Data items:
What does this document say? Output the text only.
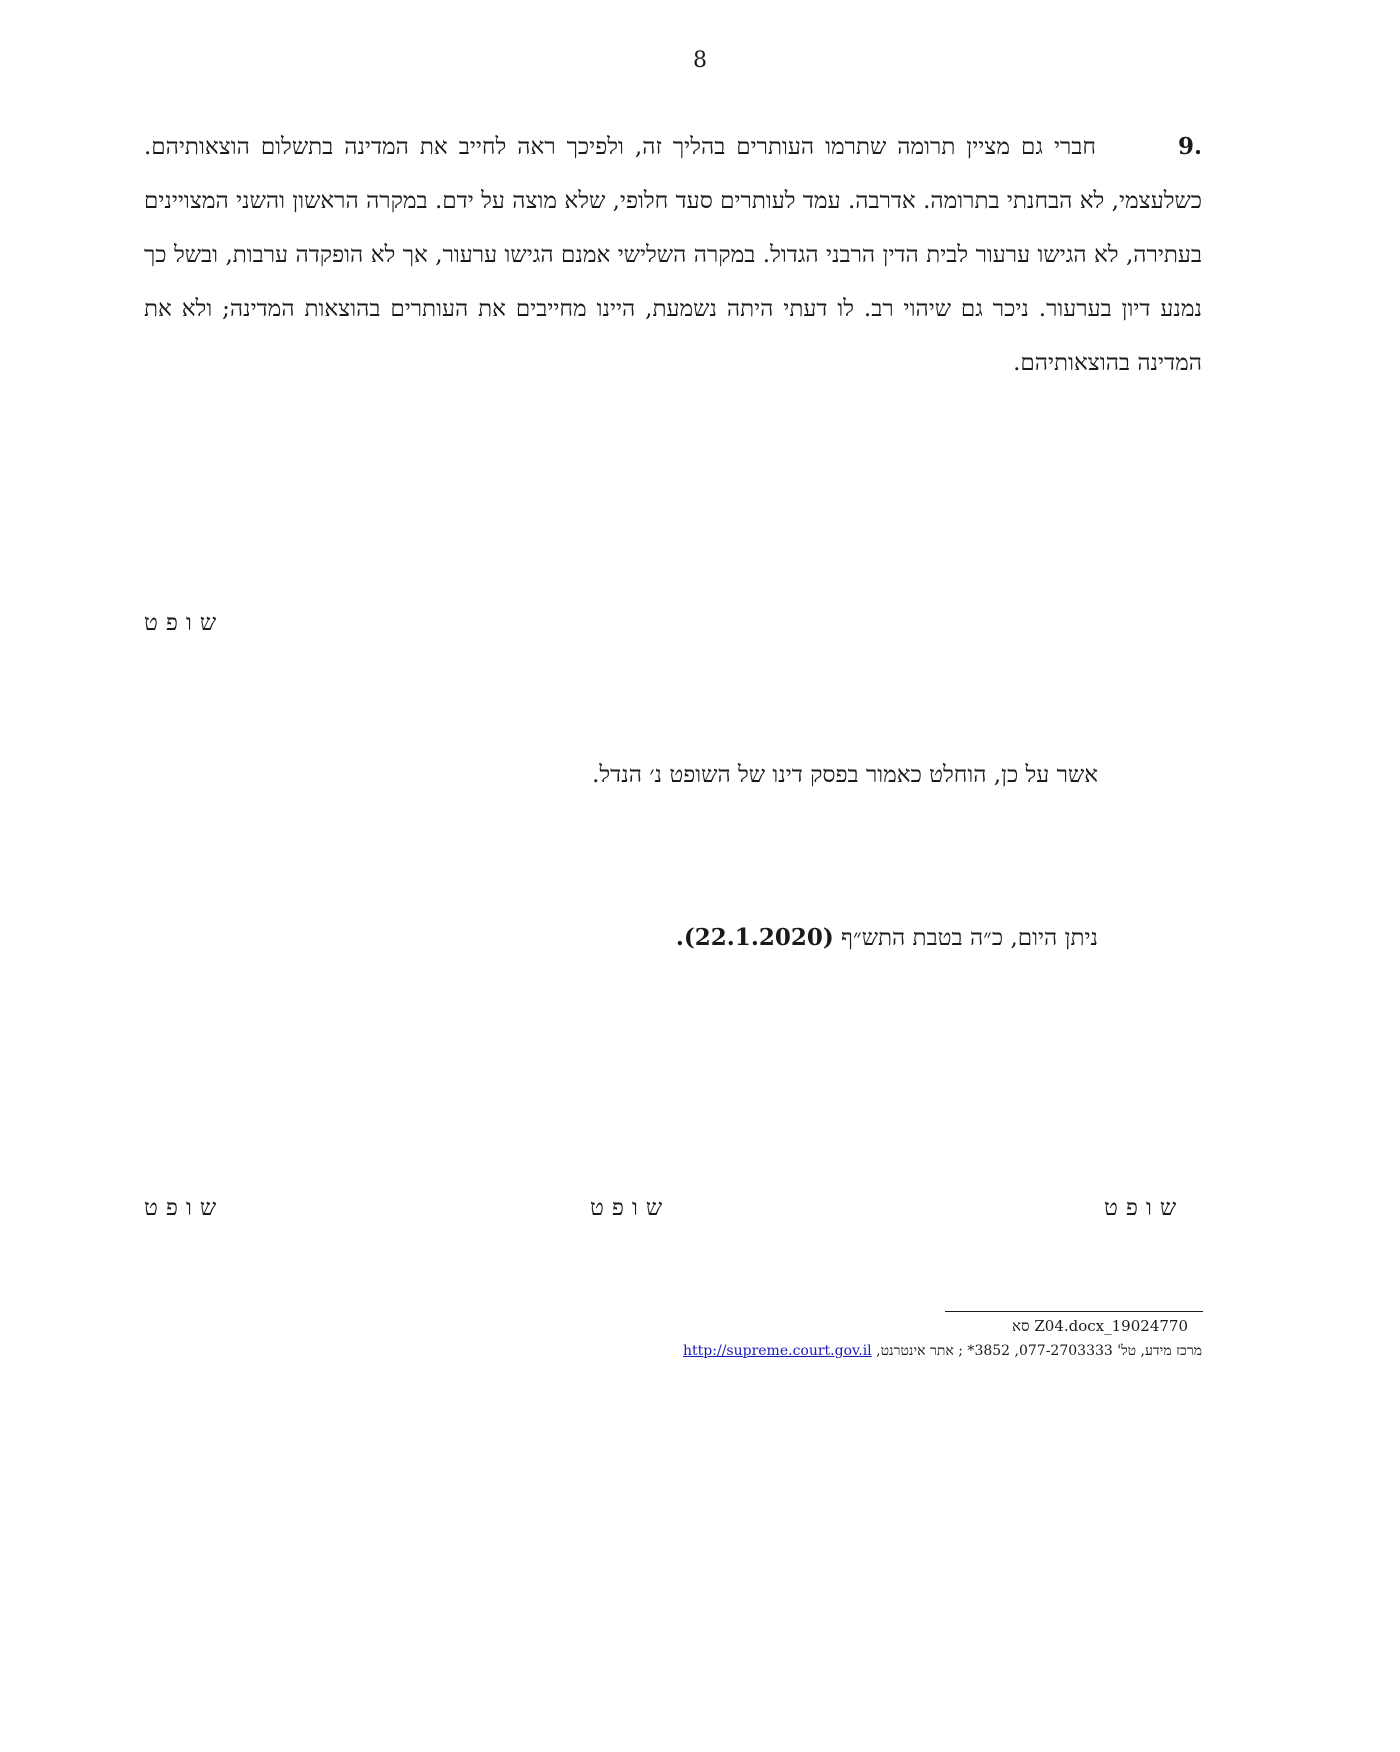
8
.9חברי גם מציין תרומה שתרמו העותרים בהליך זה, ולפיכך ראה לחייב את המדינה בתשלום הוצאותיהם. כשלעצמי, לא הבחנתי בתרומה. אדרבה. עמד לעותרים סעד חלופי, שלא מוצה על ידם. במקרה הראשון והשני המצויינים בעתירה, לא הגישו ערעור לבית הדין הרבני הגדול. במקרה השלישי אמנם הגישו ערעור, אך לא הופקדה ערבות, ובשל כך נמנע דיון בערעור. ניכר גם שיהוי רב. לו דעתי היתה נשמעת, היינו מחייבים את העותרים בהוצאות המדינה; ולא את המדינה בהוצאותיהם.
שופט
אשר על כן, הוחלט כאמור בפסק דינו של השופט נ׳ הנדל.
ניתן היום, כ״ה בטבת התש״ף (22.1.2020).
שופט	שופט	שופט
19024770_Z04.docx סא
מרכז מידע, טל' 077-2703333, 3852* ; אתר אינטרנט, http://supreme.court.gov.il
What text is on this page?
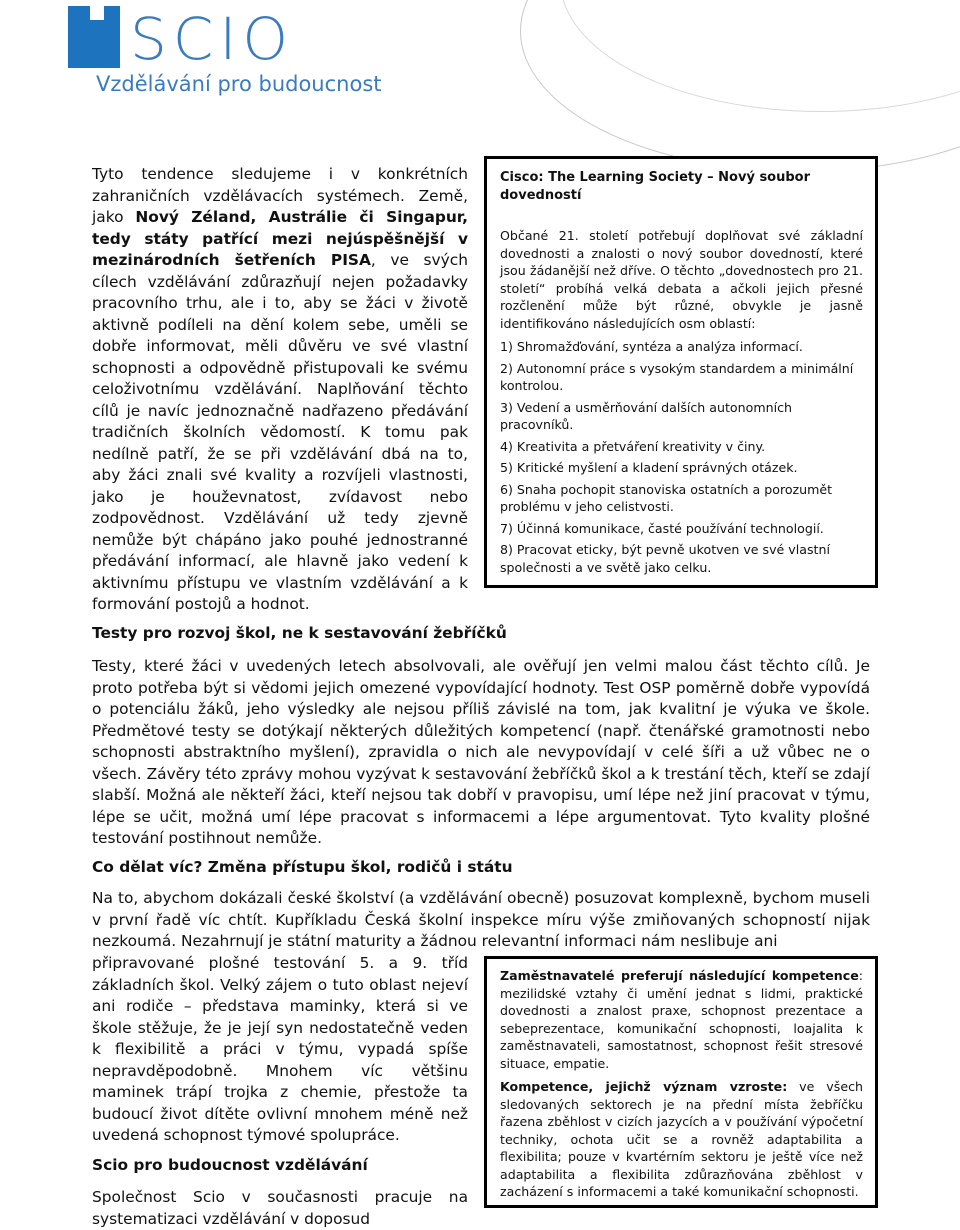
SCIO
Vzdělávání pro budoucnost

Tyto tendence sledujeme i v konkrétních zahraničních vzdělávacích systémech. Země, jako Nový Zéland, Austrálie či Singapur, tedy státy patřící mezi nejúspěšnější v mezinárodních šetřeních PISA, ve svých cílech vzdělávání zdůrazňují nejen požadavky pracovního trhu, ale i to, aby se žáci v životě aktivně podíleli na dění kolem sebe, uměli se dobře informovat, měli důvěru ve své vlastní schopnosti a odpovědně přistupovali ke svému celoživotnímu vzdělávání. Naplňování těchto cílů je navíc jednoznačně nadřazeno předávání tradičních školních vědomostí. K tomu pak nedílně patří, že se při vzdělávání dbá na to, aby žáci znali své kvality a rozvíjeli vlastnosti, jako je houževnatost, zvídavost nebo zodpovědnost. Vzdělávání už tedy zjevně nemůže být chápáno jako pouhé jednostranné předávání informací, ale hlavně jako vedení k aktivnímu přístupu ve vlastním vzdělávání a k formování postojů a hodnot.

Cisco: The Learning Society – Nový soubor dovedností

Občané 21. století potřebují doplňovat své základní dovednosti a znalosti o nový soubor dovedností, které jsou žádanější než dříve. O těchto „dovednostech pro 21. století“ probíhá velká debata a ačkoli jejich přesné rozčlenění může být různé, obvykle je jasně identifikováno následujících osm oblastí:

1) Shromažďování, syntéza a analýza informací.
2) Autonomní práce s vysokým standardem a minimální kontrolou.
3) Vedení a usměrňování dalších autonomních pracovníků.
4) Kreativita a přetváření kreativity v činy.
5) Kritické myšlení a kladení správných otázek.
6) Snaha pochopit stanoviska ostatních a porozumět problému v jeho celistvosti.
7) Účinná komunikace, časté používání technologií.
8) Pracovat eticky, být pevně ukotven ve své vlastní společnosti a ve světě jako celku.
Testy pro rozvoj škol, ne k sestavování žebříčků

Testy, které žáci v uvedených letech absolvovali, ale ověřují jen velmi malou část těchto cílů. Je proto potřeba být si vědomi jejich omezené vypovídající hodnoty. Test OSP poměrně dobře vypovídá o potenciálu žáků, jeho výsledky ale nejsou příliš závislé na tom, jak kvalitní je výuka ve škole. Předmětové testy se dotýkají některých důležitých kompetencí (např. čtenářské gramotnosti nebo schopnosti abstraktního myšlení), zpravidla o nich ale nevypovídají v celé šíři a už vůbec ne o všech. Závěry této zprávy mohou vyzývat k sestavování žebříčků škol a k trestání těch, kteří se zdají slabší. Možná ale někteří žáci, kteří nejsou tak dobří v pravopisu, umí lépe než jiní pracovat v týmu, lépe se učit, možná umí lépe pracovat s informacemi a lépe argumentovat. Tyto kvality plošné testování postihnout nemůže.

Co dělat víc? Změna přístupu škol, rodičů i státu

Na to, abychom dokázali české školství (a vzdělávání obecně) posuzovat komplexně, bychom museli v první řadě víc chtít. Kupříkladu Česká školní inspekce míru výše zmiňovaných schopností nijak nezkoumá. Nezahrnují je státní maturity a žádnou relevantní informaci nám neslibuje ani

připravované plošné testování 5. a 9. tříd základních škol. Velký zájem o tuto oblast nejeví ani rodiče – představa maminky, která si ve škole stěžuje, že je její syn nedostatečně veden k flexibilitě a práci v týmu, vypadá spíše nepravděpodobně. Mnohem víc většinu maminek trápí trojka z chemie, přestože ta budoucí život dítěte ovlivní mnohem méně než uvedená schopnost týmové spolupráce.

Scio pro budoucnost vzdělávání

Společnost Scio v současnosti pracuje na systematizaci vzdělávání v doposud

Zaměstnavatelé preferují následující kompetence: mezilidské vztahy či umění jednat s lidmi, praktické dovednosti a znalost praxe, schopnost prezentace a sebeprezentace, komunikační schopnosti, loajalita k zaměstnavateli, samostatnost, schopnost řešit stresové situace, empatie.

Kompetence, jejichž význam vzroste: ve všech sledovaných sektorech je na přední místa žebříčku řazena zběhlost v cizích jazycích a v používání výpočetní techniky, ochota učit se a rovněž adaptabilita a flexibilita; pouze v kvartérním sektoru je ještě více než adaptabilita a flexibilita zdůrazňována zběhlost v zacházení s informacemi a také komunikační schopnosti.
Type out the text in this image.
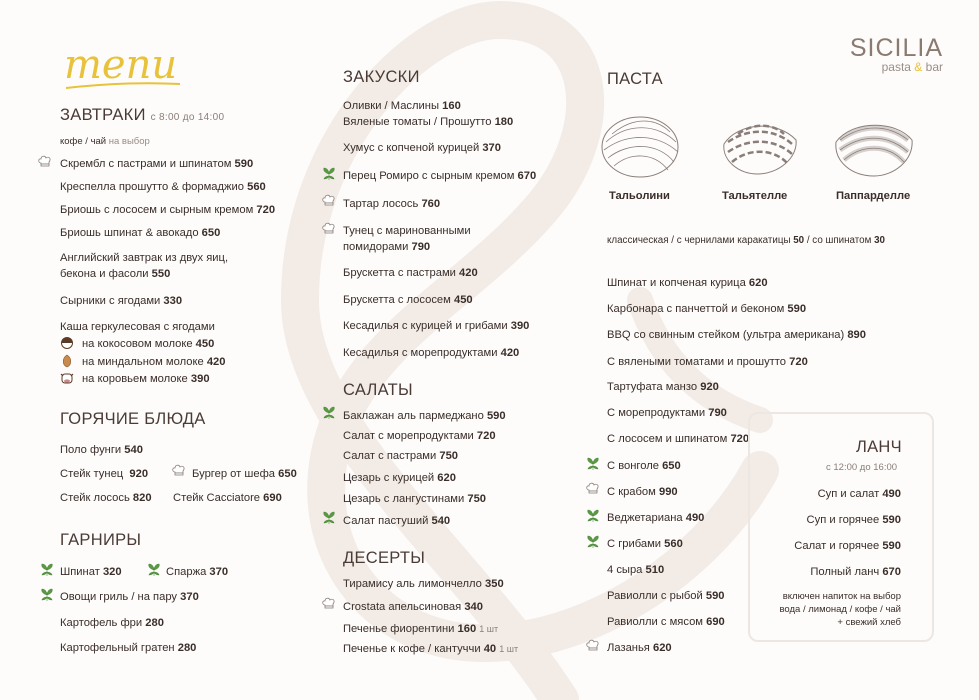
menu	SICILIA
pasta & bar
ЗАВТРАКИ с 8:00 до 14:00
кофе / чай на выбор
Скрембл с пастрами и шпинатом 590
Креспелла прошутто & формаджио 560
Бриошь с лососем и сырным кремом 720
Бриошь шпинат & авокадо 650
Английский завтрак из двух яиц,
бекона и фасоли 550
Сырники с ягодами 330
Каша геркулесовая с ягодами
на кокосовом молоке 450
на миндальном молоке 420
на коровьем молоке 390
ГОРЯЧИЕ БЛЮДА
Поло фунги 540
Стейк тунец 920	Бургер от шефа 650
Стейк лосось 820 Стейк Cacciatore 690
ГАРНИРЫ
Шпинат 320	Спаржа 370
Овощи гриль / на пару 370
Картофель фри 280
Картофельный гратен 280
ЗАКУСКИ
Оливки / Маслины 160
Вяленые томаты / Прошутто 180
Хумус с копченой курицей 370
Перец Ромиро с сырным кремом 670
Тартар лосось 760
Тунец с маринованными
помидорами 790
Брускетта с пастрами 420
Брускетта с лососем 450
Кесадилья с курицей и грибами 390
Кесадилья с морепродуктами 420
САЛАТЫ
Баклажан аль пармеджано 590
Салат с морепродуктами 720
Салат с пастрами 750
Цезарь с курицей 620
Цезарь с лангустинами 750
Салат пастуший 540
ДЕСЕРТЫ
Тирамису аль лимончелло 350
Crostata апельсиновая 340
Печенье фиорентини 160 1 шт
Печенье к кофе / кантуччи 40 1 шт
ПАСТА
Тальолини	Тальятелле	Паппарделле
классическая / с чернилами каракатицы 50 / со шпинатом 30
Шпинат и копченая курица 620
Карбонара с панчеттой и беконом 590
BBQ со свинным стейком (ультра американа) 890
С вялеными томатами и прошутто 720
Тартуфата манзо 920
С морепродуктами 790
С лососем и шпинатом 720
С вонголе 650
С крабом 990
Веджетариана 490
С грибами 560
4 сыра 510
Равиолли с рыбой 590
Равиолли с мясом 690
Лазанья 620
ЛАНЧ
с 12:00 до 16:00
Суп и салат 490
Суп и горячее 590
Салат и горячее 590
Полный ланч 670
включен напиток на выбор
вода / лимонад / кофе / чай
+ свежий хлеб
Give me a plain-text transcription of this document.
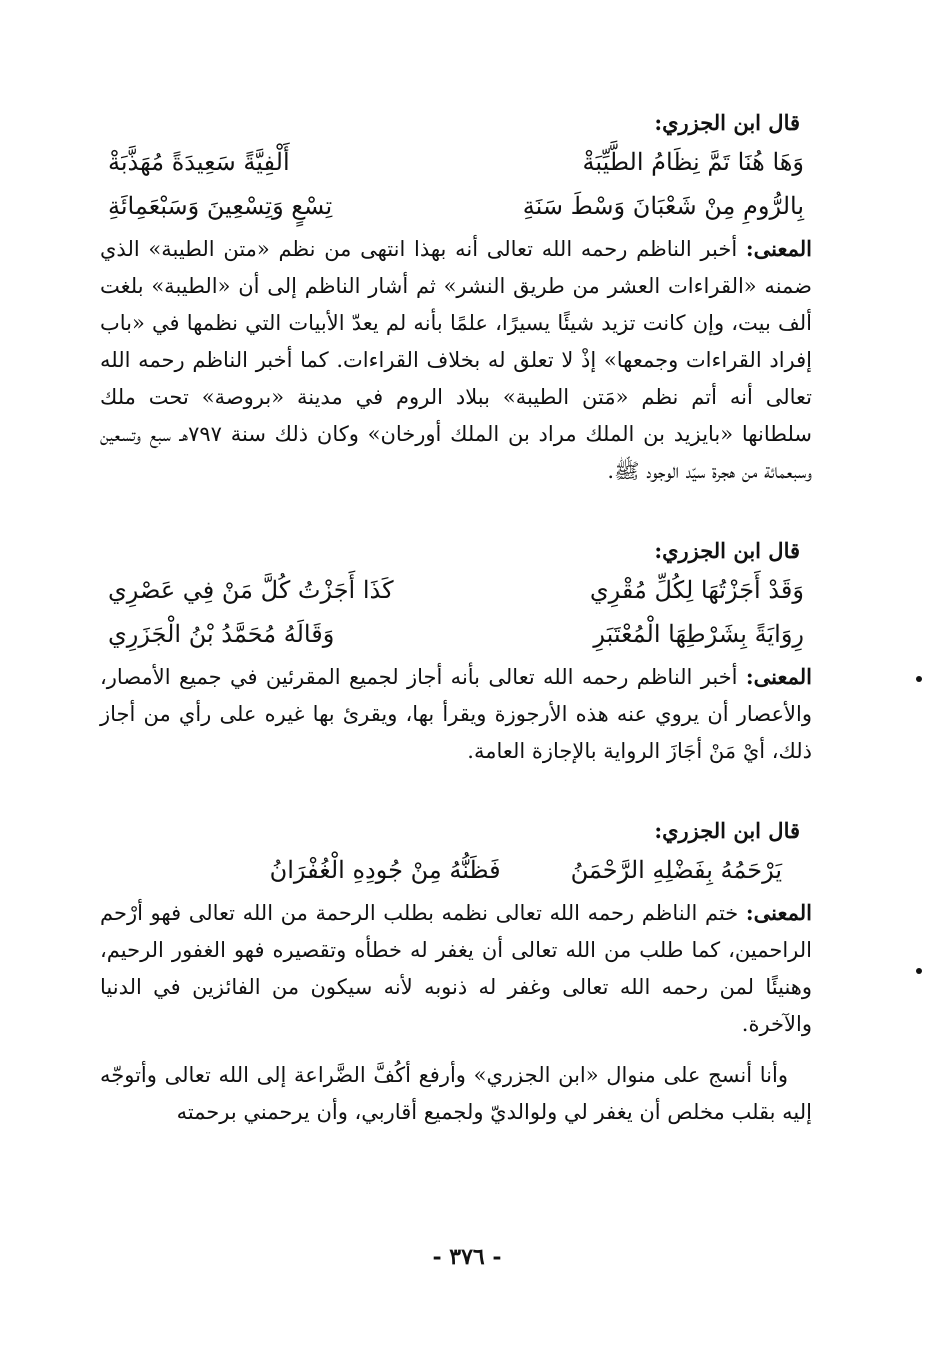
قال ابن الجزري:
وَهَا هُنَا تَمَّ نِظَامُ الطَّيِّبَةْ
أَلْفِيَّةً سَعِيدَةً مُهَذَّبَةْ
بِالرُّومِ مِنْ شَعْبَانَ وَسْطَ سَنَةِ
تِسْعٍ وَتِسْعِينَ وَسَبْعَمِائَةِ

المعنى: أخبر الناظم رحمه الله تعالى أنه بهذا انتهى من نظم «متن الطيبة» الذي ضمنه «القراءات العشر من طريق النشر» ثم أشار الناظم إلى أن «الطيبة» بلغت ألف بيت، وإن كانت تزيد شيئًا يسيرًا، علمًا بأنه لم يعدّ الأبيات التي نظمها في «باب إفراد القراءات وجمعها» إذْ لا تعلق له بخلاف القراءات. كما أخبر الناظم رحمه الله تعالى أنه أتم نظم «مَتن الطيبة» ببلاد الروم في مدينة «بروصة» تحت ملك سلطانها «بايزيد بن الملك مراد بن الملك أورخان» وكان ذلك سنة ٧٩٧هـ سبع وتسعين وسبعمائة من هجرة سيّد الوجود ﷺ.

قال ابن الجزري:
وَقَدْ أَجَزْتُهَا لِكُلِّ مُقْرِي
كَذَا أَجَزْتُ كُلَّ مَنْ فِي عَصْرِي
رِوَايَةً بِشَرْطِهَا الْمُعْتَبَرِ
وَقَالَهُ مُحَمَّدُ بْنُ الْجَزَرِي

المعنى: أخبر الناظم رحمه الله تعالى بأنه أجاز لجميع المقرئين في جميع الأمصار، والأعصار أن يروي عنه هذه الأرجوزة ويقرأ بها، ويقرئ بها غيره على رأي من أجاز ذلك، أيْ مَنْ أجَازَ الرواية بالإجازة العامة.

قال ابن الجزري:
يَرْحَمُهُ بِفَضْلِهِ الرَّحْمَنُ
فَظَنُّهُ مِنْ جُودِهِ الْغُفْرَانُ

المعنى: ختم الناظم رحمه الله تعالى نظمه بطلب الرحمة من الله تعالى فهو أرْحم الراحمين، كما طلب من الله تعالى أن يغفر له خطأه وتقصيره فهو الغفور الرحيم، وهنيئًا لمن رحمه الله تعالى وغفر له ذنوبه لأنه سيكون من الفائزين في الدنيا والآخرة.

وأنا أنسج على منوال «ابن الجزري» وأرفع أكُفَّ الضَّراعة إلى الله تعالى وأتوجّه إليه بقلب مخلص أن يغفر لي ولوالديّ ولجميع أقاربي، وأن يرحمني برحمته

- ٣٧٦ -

Problem to work on: Identify all lines where the word "vlastní" shows up. Copy them.

Response below:
Tyto tendence sledujeme i v konkrétních zahraničních vzdělávacích systémech. Země, jako Nový Zéland, Austrálie či Singapur, tedy státy patřící mezi nejúspěšnější v mezinárodních šetřeních PISA, ve svých cílech vzdělávání zdůrazňují nejen požadavky pracovního trhu, ale i to, aby se žáci v životě aktivně podíleli na dění kolem sebe, uměli se dobře informovat, měli důvěru ve své vlastní schopnosti a odpovědně přistupovali ke svému celoživotnímu vzdělávání. Naplňování těchto cílů je navíc jednoznačně nadřazeno předávání tradičních školních vědomostí. K tomu pak nedílně patří, že se při vzdělávání dbá na to, aby žáci znali své kvality a rozvíjeli vlastnosti, jako je houževnatost, zvídavost nebo zodpovědnost. Vzdělávání už tedy zjevně nemůže být chápáno jako pouhé jednostranné předávání informací, ale hlavně jako vedení k aktivnímu přístupu ve vlastním vzdělávání a k formování postojů a hodnot.
8) Pracovat eticky, být pevně ukotven ve své vlastní společnosti a ve světě jako celku.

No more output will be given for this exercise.